■ **Short task**
Keep only the lines where "this" appears.

** BEGIN Provided data **

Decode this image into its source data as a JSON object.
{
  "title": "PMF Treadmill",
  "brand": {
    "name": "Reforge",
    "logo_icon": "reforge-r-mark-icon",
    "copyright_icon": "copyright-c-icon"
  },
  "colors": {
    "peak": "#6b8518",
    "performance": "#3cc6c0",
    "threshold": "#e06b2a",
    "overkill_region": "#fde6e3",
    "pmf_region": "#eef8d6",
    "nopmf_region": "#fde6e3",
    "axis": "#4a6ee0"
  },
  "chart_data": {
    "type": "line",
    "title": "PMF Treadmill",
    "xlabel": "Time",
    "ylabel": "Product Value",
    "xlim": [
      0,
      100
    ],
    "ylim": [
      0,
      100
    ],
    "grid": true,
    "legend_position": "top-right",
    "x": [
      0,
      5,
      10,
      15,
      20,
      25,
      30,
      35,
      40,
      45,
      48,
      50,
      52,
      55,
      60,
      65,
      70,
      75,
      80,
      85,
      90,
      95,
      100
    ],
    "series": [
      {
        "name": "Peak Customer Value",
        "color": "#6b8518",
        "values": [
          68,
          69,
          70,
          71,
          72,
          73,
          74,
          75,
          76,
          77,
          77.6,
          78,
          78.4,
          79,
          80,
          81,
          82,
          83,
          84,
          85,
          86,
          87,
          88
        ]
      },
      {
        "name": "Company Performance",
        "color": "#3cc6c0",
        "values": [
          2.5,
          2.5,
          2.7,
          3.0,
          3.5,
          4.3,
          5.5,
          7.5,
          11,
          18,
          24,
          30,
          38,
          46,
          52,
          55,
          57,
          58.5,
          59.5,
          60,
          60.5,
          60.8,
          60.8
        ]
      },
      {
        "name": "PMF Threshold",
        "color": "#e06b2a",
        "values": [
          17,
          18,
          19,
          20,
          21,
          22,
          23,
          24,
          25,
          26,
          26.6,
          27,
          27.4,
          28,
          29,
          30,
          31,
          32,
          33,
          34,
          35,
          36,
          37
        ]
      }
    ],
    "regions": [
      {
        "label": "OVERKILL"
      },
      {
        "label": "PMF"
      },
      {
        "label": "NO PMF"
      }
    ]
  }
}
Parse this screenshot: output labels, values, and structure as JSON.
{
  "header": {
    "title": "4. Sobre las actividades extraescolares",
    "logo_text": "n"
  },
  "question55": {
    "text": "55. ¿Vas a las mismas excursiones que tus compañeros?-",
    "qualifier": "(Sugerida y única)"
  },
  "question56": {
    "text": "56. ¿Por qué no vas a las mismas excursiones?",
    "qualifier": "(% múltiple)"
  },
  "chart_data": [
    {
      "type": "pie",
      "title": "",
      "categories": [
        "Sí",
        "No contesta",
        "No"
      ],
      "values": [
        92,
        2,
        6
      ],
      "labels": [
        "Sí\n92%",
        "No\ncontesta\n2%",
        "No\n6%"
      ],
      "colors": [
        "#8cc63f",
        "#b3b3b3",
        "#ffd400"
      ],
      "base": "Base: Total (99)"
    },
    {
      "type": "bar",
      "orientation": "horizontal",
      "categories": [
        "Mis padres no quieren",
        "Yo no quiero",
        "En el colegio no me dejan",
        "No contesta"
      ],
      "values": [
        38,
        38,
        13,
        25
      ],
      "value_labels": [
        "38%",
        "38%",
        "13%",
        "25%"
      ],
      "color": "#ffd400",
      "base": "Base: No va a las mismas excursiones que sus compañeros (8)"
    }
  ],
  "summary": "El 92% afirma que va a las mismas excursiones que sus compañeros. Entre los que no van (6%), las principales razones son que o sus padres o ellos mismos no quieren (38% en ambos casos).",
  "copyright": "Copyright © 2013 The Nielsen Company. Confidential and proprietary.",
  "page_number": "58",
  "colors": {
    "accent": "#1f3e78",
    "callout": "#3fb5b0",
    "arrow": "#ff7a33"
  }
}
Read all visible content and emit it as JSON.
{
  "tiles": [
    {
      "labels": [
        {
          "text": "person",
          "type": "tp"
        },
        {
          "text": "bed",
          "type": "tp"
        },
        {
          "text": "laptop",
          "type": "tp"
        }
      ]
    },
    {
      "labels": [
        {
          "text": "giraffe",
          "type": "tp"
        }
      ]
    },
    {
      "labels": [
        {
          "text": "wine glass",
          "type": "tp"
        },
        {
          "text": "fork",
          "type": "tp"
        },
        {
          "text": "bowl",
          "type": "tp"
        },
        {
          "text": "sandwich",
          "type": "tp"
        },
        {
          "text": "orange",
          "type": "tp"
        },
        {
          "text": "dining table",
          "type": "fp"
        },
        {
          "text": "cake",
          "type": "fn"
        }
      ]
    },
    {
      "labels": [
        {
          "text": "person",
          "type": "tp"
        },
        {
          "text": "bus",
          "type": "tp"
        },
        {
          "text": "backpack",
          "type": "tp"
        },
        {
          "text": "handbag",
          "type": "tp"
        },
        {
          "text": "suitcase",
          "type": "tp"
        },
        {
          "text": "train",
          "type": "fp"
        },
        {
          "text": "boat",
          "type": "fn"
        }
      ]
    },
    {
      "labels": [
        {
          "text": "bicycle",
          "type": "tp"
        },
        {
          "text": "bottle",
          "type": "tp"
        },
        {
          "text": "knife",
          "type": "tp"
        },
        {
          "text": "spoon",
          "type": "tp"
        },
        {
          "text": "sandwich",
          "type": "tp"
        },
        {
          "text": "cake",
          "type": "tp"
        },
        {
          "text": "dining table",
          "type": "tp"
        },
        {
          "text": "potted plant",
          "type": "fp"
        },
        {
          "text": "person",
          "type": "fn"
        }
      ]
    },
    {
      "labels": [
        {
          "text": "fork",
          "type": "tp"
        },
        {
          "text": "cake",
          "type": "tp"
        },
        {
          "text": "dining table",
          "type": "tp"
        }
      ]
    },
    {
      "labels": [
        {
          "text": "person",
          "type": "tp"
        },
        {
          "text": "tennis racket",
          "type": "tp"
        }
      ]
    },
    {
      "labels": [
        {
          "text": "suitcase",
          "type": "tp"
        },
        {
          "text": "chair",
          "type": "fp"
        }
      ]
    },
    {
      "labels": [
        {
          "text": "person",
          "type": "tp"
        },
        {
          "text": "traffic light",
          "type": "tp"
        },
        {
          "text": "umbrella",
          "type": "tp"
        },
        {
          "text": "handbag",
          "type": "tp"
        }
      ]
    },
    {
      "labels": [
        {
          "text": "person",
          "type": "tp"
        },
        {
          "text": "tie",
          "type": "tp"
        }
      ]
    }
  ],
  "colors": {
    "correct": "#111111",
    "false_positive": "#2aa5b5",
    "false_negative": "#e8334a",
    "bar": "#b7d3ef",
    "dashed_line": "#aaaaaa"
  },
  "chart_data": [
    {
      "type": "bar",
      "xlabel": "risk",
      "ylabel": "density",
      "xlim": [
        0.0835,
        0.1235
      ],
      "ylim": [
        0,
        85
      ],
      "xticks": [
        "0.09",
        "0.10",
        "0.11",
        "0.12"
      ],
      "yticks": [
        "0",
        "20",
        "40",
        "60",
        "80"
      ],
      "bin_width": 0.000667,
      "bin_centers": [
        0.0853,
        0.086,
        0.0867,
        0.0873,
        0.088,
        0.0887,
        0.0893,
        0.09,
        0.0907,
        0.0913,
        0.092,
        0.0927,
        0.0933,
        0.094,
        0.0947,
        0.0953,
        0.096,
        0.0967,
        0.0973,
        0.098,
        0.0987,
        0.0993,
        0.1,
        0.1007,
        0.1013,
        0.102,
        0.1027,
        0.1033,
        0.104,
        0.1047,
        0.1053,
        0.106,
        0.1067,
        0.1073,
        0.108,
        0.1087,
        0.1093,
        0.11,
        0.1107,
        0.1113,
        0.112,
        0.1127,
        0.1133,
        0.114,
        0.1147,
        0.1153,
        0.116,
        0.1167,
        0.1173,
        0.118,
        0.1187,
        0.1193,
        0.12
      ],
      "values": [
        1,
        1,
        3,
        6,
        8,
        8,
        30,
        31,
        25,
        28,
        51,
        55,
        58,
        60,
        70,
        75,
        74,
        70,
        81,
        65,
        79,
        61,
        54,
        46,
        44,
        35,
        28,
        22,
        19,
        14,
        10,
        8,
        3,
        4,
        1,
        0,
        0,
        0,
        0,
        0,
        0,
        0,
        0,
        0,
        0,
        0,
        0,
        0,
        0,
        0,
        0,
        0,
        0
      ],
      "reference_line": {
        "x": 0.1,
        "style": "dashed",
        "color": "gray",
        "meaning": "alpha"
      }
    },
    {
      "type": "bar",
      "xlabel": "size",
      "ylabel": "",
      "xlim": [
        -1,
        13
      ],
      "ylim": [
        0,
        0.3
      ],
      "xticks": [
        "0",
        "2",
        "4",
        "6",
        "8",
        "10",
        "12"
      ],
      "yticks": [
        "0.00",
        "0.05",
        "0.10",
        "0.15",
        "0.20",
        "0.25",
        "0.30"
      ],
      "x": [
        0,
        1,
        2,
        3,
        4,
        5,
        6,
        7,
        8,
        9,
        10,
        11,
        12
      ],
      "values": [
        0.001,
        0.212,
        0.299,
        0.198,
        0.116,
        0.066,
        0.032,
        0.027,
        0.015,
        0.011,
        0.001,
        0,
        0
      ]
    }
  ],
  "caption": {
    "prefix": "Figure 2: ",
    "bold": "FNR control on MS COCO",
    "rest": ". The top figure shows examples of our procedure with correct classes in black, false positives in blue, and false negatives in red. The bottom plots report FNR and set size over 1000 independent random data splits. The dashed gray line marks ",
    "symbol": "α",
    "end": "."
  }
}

** END Provided data **

■ **Answer to the problem**
Decode this image into its source data as a JSON object.
Parse this screenshot: output labels, values, and structure as JSON.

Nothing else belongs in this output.